> [Tarefas e exercícios]:
1 – Transcreva um trecho do texto de origem: comece nas palavras "Donald percebeu que" e pare depois de "Claro que não.".
2 – De acordo com o texto de origem, de que vive o amontoado de micro cidades da "América profunda"?
3 – Reescreva de forma mais curta o parágrafo do texto de origem iniciado por "Donald percebeu que recebe muito aplauso", preservando os fatos principais.

> [Texto de origem]:
::::::::::
Mas eu estava errado.

Donald percebeu que recebe muito aplauso quando promete o retorno das fábricas que a globalização (e a política liberal republicana) enviaram ao terceiro mundo. Fábricas que jamais retornarão por inúmeros motivos. E Donald não vive sem adulação. E o americano médio – e por que não dizer, o ser humano médio – adora uma mentira conveniente. Não que a "América profunda", não precise de um milagre. Precisa e muito. É um amontoado de micro cidades vivendo de hambúrguer por um dólar e opióides. Criados por um sistema educacional não tão dilapidado quanto o brasileiro, mas muito mais sórdido, mercantilista. Se você mora em um vilarejo no meio da Dakota do Sul, seu desespero é compreensível. Justifica votar num impostor fanfarrão que diz o que você quer ouvir? Claro que não.
::::::::::
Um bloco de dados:

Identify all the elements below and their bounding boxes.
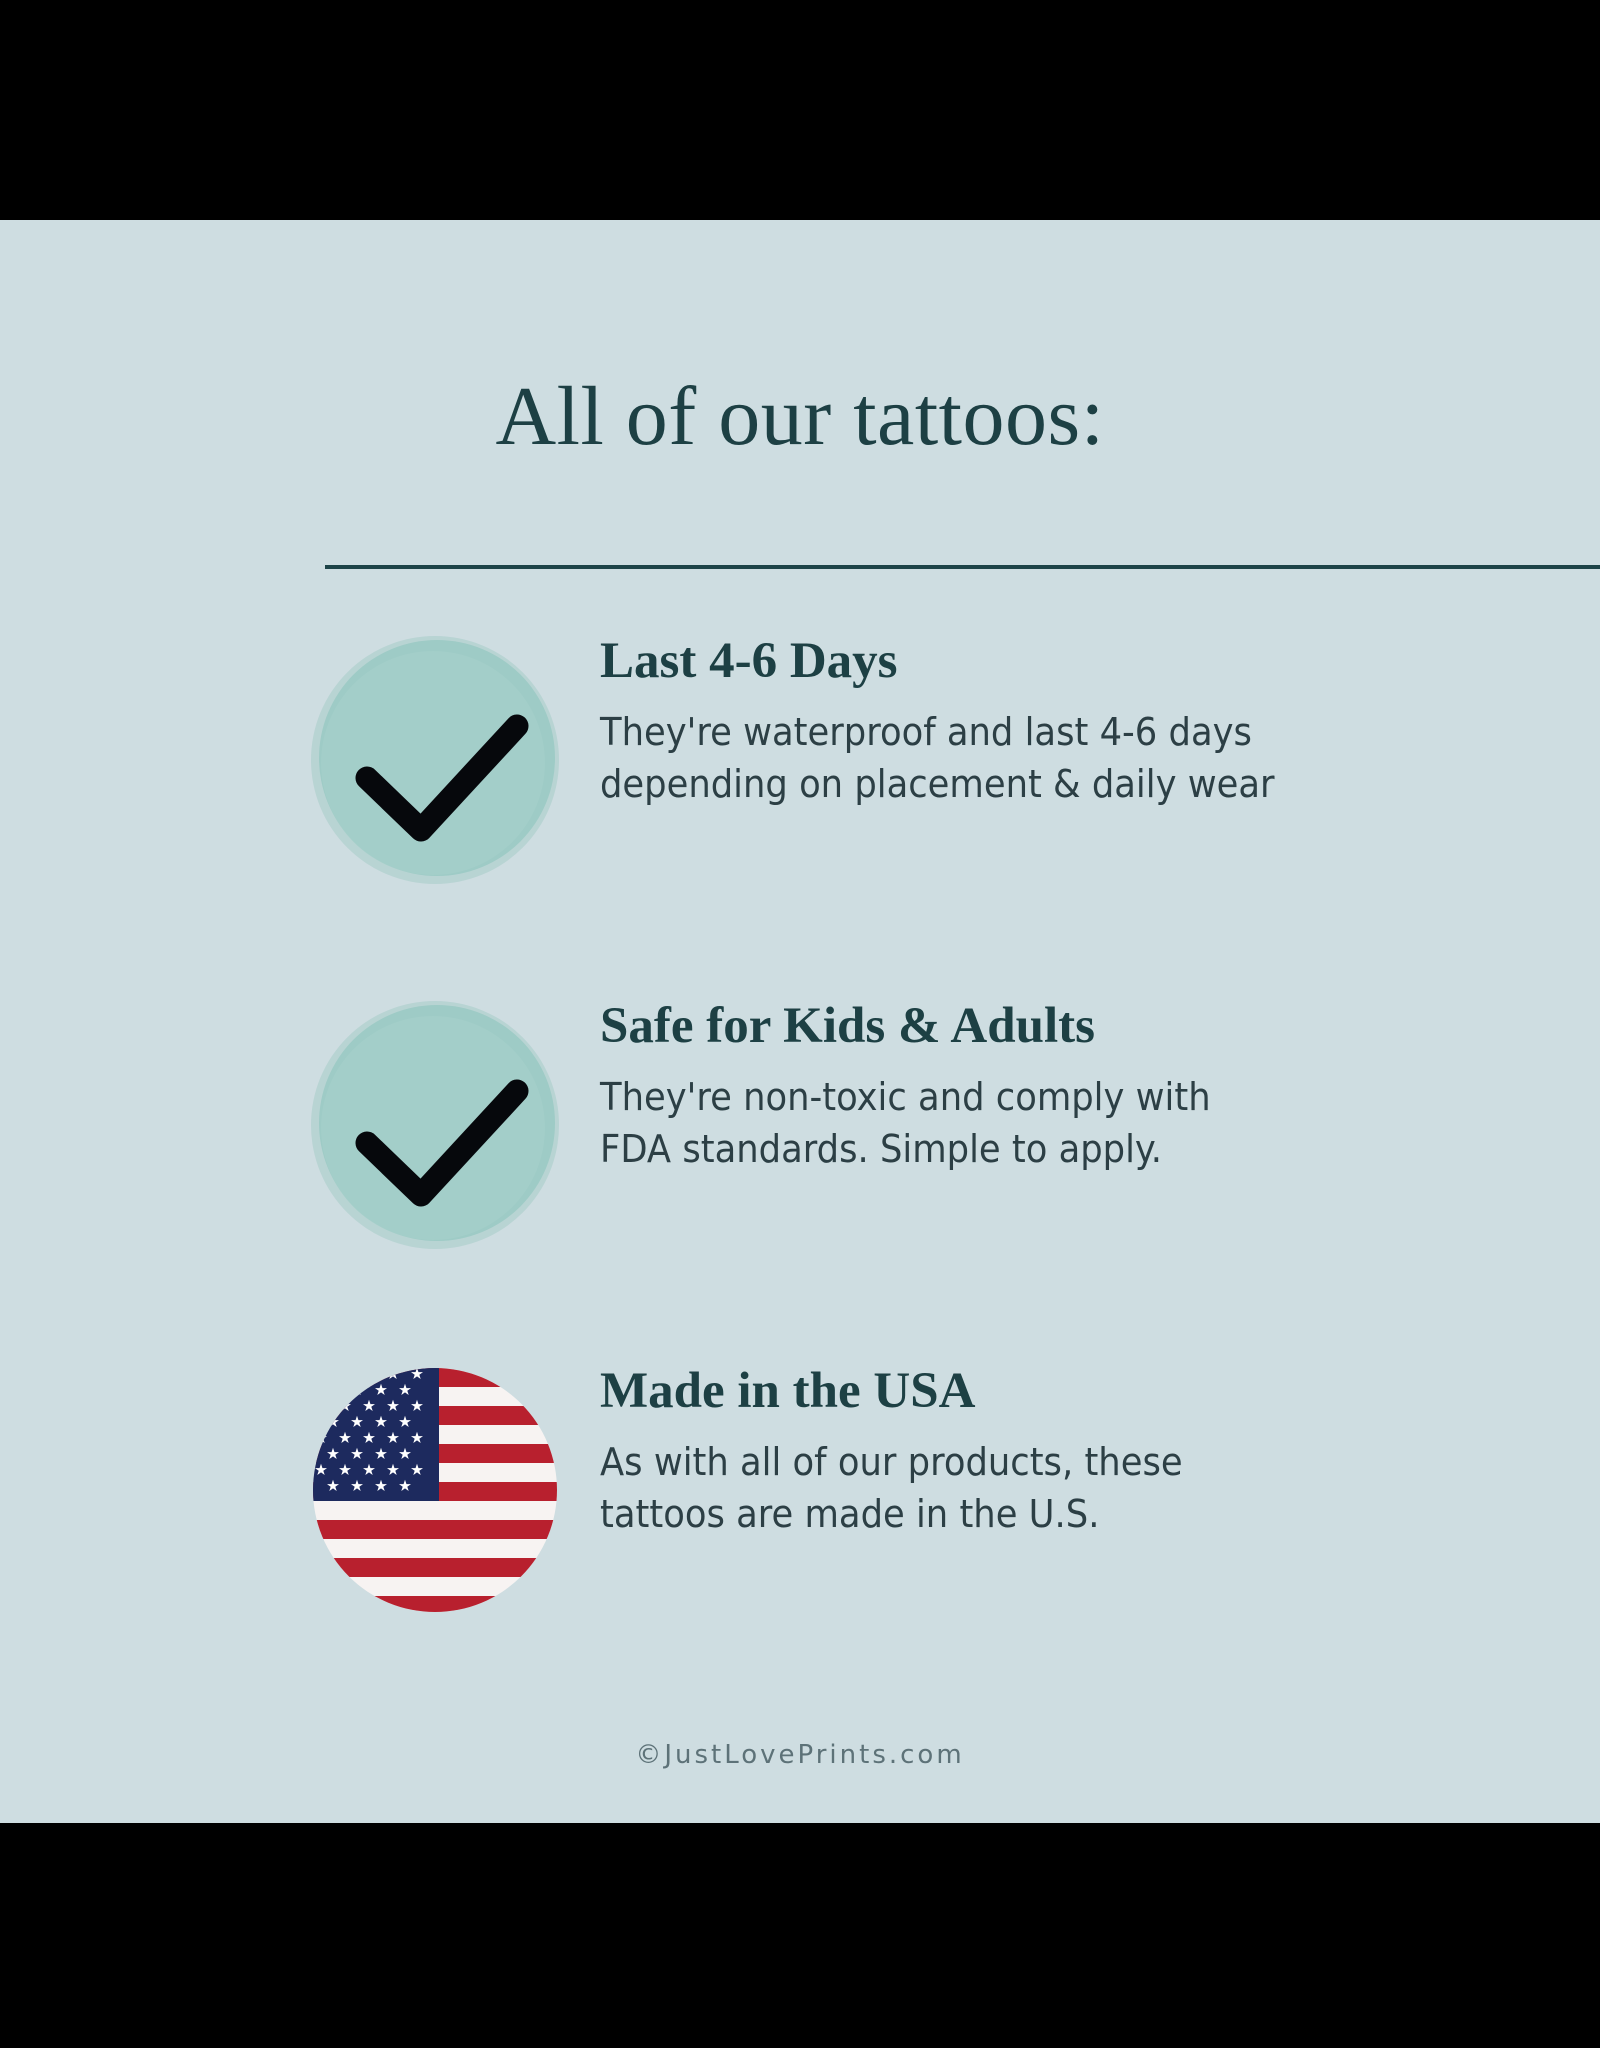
title-divider (325, 565, 1600, 569)
letterbox-top (0, 0, 1600, 220)
feature-row: Safe for Kids & Adults They're non-toxic… (305, 995, 1555, 1265)
footer-credit: ©JustLovePrints.com (0, 1740, 1600, 1770)
page-title: All of our tattoos: (0, 375, 1600, 459)
feature-description: As with all of our products, these tatto… (600, 1437, 1488, 1540)
check-circle-icon (305, 630, 565, 890)
feature-row: Last 4-6 Days They're waterproof and las… (305, 630, 1555, 900)
feature-text: Safe for Kids & Adults They're non-toxic… (600, 995, 1555, 1175)
content-panel: All of our tattoos: Last 4-6 Days They'r… (0, 220, 1600, 1823)
screenshot-canvas: All of our tattoos: Last 4-6 Days They'r… (0, 0, 1600, 2048)
letterbox-bottom (0, 1823, 1600, 2048)
feature-text: Made in the USA As with all of our produ… (600, 1360, 1555, 1540)
check-circle-icon (305, 995, 565, 1255)
feature-title: Safe for Kids & Adults (600, 1001, 1555, 1052)
usa-flag-circle-icon (305, 1360, 565, 1620)
feature-description: They're non-toxic and comply with FDA st… (600, 1072, 1488, 1175)
feature-text: Last 4-6 Days They're waterproof and las… (600, 630, 1555, 810)
feature-description: They're waterproof and last 4-6 days dep… (600, 707, 1488, 810)
feature-row: Made in the USA As with all of our produ… (305, 1360, 1555, 1630)
feature-title: Last 4-6 Days (600, 636, 1555, 687)
feature-title: Made in the USA (600, 1366, 1555, 1417)
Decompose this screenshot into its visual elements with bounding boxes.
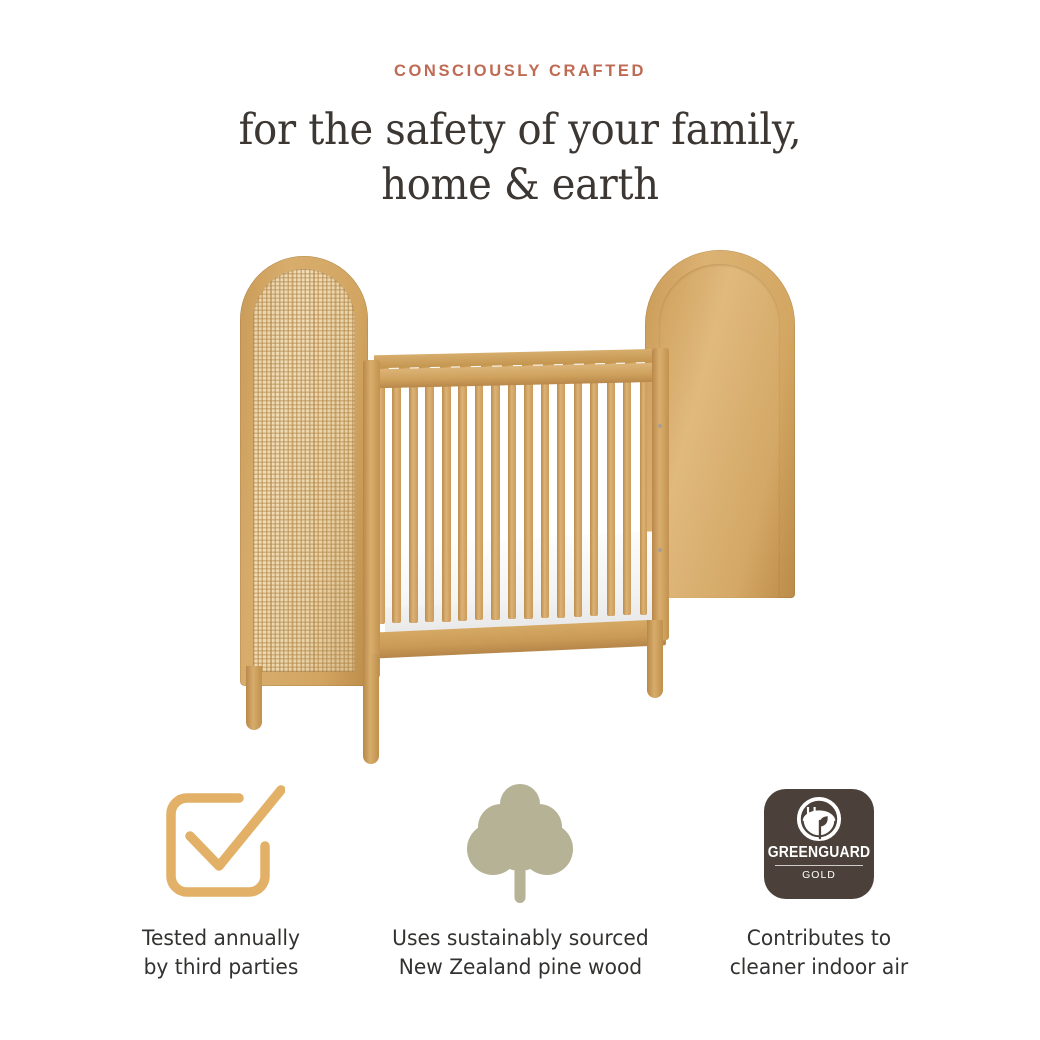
crib-slat [475,376,484,620]
crib-slat [640,380,648,615]
crib-slat [392,374,401,623]
feature-caption: Contributes to cleaner indoor air [730,924,909,982]
feature-item-tested: Tested annually by third parties [86,778,356,982]
feature-caption-line-1: Contributes to [730,924,909,953]
tree-icon [466,783,574,905]
feature-caption-line-2: cleaner indoor air [730,953,909,982]
crib-illustration [222,248,822,768]
hardware-screw [658,424,662,428]
cane-webbing [253,269,355,672]
crib-slat [557,378,565,618]
headline-line-2: home & earth [36,158,1003,213]
header: CONSCIOUSLY CRAFTED for the safety of yo… [0,0,1040,213]
crib-leg-back-left [246,666,262,730]
feature-icon-container [466,778,574,910]
crib-front-corner-post [363,360,380,678]
feature-item-greenguard: U L GREENGUARD GOLD Contributes to clean… [684,778,954,982]
crib-slat [508,377,516,619]
crib-slat [574,378,582,617]
svg-text:U: U [806,805,816,821]
feature-icon-container [157,778,285,910]
crib-back-corner-post [652,348,669,640]
feature-caption-line-2: by third parties [142,953,300,982]
crib-slat [409,375,418,623]
headboard-inset-panel [659,264,780,598]
feature-caption-line-1: Uses sustainably sourced [392,924,648,953]
product-image-crib [0,248,1040,768]
feature-item-sustainable-wood: Uses sustainably sourced New Zealand pin… [385,778,655,982]
greenguard-label: GREENGUARD [768,844,871,862]
crib-front-slats [370,374,666,650]
greenguard-tier-label: GOLD [802,869,836,881]
crib-leg-front-left [363,654,379,764]
crib-slat [458,376,467,621]
crib-slat [590,379,598,617]
feature-caption: Tested annually by third parties [142,924,300,982]
headline-line-1: for the safety of your family, [36,103,1003,158]
crib-slat [541,378,549,619]
crib-slat [623,379,631,615]
crib-cane-end-panel [240,256,368,686]
feature-caption-line-1: Tested annually [142,924,300,953]
ul-certification-mark-icon: U L [796,796,842,842]
crib-slat [491,376,499,619]
feature-icon-container: U L GREENGUARD GOLD [764,778,874,910]
badge-divider [775,865,863,866]
checkbox-check-icon [157,784,285,904]
crib-slat [425,375,434,622]
page-title: for the safety of your family, home & ea… [36,103,1003,213]
crib-slat [442,375,451,621]
hardware-screw [658,548,662,552]
crib-slat [607,379,615,616]
feature-list: Tested annually by third parties [0,778,1040,982]
crib-leg-back-right [647,620,663,698]
greenguard-gold-badge-icon: U L GREENGUARD GOLD [764,789,874,899]
crib-slat [524,377,532,619]
feature-caption: Uses sustainably sourced New Zealand pin… [392,924,648,982]
eyebrow-text: CONSCIOUSLY CRAFTED [0,62,1040,81]
marketing-banner: CONSCIOUSLY CRAFTED for the safety of yo… [0,0,1040,1040]
feature-caption-line-2: New Zealand pine wood [392,953,648,982]
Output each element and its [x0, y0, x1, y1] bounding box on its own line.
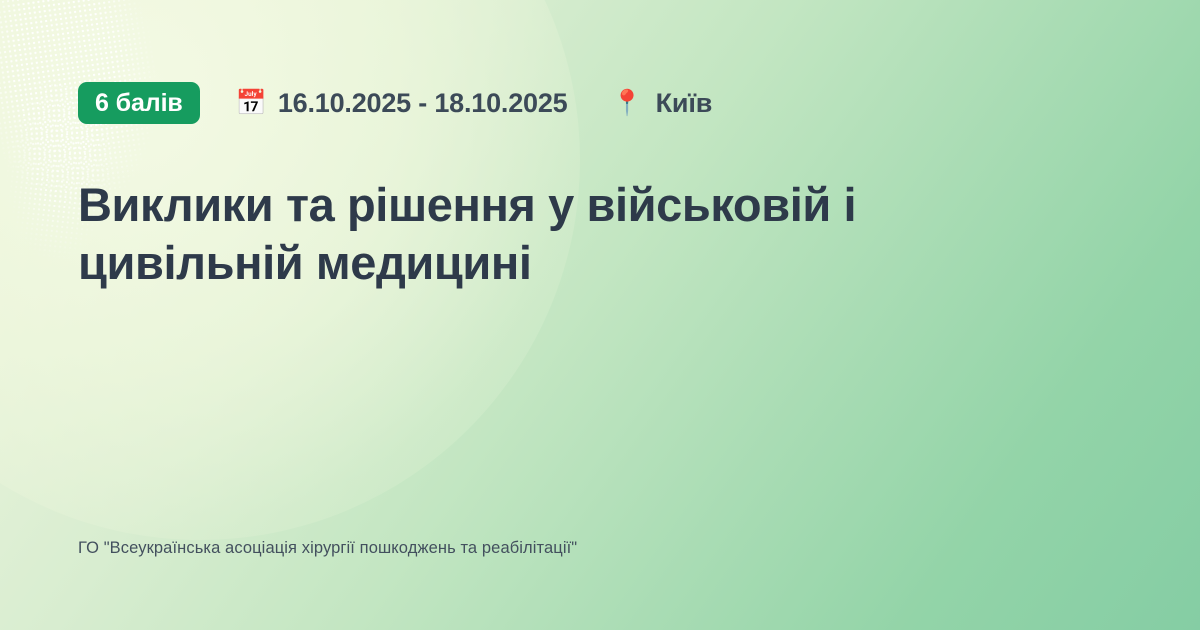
event-banner-card: 6 балів 📅 16.10.2025 - 18.10.2025 📍 Київ…: [0, 0, 1200, 630]
event-title: Виклики та рішення у військовій і цивіль…: [78, 176, 1038, 293]
credit-points-badge: 6 балів: [78, 82, 200, 124]
banner-content: 6 балів 📅 16.10.2025 - 18.10.2025 📍 Київ…: [0, 0, 1200, 630]
event-date-range: 16.10.2025 - 18.10.2025: [278, 88, 568, 119]
event-meta-row: 6 балів 📅 16.10.2025 - 18.10.2025 📍 Київ: [78, 82, 1122, 124]
location-pin-icon: 📍: [612, 91, 643, 116]
calendar-icon: 📅: [236, 91, 267, 116]
event-location: Київ: [656, 88, 712, 119]
event-organizer: ГО "Всеукраїнська асоціація хірургії пош…: [78, 539, 1122, 558]
event-location-group: 📍 Київ: [612, 88, 713, 119]
event-date-group: 📅 16.10.2025 - 18.10.2025: [236, 88, 568, 119]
::::::::::
> [As soluções]:
1 –
Donald percebeu que recebe muito aplauso quando promete o retorno das fábricas que a globalização (e a política liberal republicana) enviaram ao terceiro mundo. Fábricas que jamais retornarão por inúmeros motivos. E Donald não vive sem adulação. E o americano médio – e por que não dizer, o ser humano médio – adora uma mentira conveniente. Não que a "América profunda", não precise de um milagre. Precisa e muito. É um amontoado de micro cidades vivendo de hambúrguer por um dólar e opióides. Criados por um sistema educacional não tão dilapidado quanto o brasileiro, mas muito mais sórdido, mercantilista. Se você mora em um vilarejo no meio da Dakota do Sul, seu desespero é compreensível. Justifica votar num impostor fanfarrão que diz o que você quer ouvir? Claro que não.

2 – De hambúrguer por um dólar e opióides.

3 – Donald notou que é muito aplaudido quando promete a volta das fábricas que a globalização (e a política liberal republicana) mandou para o terceiro mundo. Essas fábricas nunca voltarão, por inúmeros motivos. Donald não vive sem adulação, e o americano médio, assim como o ser humano médio, adora uma mentira conveniente. A "América profunda" precisa muito de um milagre. É um amontoado de micro cidades que vivem de hambúrguer por um dólar e opióides. Sua população foi formada por um sistema educacional menos dilapidado que o brasileiro, porém mais sórdido e mercantilista. O desespero de quem mora num vilarejo no meio da Dakota do Sul é compreensível. Ainda assim, não justifica votar num impostor fanfarrão que diz o que se quer ouvir.